§ **TASK REQUIREMENTS**
Report how many lines contain "своих". The answer is a single number.

========================================================================

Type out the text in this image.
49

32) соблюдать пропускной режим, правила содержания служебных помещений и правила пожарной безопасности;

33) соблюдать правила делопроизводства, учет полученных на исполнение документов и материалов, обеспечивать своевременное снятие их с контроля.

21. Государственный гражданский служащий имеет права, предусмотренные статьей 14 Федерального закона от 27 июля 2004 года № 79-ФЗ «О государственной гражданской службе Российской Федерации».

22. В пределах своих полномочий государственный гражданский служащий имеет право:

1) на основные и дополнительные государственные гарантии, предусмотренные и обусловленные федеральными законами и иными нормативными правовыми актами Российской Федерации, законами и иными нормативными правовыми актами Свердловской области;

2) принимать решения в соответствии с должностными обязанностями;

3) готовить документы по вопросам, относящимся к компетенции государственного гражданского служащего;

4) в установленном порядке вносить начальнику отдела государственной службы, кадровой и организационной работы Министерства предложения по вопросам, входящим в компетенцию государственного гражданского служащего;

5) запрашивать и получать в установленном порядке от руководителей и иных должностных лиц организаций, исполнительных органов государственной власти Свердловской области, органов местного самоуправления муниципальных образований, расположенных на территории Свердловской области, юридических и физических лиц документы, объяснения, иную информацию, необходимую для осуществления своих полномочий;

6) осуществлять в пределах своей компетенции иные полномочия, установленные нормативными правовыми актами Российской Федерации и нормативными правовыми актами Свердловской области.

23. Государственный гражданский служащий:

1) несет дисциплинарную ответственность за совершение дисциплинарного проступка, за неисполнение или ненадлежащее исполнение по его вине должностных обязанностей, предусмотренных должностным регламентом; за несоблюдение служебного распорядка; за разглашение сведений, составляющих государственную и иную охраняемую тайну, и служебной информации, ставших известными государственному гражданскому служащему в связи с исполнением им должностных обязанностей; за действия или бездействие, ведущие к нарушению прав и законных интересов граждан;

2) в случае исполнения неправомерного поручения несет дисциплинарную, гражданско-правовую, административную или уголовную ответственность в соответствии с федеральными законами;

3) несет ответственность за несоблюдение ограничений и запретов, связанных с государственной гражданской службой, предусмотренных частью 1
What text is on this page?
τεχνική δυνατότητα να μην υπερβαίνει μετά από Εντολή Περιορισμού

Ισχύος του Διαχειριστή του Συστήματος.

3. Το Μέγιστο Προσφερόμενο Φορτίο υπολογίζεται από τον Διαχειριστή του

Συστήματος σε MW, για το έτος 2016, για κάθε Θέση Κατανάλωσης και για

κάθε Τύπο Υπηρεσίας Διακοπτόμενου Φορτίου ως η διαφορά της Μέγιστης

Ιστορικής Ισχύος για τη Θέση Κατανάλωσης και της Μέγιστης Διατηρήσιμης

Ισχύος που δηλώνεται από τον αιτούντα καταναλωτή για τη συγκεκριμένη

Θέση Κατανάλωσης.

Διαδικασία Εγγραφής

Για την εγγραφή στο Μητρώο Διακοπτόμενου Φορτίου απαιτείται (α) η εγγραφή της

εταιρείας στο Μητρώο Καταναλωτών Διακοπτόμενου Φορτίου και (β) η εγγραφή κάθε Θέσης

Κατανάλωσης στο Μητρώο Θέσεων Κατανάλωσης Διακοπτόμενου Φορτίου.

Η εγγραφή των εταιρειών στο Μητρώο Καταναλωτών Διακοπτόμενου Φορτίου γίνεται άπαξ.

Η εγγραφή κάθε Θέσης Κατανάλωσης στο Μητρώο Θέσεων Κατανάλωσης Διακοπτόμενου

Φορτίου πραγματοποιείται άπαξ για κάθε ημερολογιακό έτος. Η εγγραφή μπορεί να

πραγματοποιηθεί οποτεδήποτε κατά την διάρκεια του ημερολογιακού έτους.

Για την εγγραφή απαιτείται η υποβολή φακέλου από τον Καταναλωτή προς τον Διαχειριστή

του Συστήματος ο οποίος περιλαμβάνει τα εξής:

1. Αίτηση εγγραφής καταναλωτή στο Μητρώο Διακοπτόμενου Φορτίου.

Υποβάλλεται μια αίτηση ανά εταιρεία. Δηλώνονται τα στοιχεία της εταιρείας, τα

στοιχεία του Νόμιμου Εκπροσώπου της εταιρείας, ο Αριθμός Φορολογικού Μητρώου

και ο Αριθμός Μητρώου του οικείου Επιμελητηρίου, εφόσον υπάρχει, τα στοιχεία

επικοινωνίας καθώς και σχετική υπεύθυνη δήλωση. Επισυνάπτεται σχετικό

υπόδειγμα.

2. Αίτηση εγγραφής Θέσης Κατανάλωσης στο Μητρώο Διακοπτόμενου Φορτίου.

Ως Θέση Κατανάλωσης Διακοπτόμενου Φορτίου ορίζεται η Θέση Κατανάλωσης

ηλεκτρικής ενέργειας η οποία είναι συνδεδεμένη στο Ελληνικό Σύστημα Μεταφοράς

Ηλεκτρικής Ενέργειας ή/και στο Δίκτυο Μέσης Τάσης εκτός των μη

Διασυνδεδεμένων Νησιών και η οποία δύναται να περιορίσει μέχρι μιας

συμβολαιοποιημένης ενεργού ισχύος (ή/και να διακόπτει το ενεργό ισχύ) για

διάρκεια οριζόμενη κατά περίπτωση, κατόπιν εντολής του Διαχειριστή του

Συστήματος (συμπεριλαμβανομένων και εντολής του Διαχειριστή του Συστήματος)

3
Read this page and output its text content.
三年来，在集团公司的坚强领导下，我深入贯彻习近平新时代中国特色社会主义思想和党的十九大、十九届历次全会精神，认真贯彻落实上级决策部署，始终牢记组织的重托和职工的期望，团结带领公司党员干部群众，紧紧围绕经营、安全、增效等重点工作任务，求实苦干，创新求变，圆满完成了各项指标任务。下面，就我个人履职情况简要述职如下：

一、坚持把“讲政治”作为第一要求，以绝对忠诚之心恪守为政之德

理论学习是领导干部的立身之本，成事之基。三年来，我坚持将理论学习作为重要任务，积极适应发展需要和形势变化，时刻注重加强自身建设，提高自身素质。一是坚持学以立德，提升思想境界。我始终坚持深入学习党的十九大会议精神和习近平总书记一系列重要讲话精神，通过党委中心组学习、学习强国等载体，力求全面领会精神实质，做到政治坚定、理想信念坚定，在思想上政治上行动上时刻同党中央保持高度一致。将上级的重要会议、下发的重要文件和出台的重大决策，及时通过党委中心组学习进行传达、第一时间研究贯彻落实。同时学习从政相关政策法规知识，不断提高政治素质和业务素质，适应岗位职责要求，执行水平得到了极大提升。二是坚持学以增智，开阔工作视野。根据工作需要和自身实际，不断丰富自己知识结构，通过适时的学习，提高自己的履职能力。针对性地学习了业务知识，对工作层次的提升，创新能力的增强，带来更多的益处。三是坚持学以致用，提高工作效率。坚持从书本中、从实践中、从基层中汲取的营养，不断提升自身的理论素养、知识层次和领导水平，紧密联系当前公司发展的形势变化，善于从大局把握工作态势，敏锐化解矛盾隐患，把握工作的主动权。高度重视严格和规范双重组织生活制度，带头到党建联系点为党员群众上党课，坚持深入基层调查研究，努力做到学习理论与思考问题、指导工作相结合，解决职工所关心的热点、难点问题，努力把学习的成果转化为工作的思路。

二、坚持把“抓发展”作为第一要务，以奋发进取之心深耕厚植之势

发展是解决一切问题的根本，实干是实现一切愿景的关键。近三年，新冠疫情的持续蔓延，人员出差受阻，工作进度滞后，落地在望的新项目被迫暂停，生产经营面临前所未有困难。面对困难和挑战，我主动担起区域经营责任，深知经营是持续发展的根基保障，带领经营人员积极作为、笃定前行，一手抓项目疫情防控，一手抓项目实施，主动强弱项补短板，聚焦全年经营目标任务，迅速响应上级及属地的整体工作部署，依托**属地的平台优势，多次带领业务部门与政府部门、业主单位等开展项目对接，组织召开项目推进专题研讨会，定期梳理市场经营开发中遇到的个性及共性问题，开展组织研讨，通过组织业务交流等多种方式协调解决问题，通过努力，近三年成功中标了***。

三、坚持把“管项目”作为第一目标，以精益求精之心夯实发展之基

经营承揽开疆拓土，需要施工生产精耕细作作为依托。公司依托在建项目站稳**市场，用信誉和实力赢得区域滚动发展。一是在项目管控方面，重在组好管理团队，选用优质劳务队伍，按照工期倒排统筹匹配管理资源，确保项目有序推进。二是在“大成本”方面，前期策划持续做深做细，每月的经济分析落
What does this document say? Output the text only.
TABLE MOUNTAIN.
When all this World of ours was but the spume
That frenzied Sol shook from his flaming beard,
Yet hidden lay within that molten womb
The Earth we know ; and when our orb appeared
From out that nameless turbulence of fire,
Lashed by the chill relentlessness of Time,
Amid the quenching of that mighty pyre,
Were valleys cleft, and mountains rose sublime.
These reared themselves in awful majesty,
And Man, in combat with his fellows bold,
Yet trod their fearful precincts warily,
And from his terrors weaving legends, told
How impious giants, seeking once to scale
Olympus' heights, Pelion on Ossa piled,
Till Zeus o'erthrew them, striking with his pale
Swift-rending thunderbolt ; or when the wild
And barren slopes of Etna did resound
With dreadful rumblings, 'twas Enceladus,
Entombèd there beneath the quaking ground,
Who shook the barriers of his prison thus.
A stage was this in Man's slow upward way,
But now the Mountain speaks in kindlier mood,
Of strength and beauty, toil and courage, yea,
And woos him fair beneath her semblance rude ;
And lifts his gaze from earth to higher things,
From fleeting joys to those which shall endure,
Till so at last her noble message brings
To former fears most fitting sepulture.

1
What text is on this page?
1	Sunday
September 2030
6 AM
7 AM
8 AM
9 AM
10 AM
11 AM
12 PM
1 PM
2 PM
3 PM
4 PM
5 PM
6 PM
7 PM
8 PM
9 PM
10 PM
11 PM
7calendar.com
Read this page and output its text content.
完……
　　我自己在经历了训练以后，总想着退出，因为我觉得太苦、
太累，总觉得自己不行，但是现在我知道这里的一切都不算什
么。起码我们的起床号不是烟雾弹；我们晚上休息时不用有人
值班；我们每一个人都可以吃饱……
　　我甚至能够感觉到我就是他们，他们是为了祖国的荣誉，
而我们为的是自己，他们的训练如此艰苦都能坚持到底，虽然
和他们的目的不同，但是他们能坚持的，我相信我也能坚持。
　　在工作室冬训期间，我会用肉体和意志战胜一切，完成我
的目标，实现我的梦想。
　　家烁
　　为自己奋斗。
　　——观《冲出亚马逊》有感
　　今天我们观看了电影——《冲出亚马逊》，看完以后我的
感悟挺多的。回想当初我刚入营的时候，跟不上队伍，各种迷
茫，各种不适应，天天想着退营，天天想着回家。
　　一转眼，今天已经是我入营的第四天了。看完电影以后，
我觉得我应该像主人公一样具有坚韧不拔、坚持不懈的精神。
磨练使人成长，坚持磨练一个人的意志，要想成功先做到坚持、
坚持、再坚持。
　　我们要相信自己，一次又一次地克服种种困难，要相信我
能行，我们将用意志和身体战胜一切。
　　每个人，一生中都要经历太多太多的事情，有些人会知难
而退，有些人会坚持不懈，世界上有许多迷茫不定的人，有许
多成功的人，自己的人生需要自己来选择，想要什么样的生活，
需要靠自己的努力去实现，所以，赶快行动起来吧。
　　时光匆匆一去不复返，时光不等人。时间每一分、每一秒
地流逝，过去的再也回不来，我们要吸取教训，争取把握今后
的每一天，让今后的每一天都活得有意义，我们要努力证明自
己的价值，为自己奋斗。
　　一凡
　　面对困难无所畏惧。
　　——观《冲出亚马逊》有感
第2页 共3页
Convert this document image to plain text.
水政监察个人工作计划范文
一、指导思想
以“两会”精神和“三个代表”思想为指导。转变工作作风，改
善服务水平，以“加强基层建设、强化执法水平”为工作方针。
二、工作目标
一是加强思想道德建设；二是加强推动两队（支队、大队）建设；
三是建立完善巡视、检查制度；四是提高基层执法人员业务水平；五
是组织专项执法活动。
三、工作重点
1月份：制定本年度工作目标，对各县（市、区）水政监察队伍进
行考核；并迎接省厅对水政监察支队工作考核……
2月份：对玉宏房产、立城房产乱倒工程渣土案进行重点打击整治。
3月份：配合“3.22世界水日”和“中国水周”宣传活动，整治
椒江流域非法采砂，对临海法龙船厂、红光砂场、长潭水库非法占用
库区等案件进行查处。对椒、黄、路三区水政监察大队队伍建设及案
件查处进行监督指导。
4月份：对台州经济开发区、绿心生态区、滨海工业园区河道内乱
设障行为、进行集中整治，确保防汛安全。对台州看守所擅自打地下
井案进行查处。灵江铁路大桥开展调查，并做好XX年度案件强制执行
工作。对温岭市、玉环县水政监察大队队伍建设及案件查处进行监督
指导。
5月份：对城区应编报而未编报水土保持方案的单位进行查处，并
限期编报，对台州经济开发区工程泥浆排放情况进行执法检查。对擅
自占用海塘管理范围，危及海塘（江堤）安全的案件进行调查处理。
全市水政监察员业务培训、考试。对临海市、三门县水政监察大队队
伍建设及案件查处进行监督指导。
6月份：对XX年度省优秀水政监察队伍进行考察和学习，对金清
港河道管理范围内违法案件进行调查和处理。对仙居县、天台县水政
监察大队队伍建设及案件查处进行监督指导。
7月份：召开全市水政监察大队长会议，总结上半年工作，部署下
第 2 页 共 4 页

========================================================================

§ **ANSWER TO THE PROBLEM**
2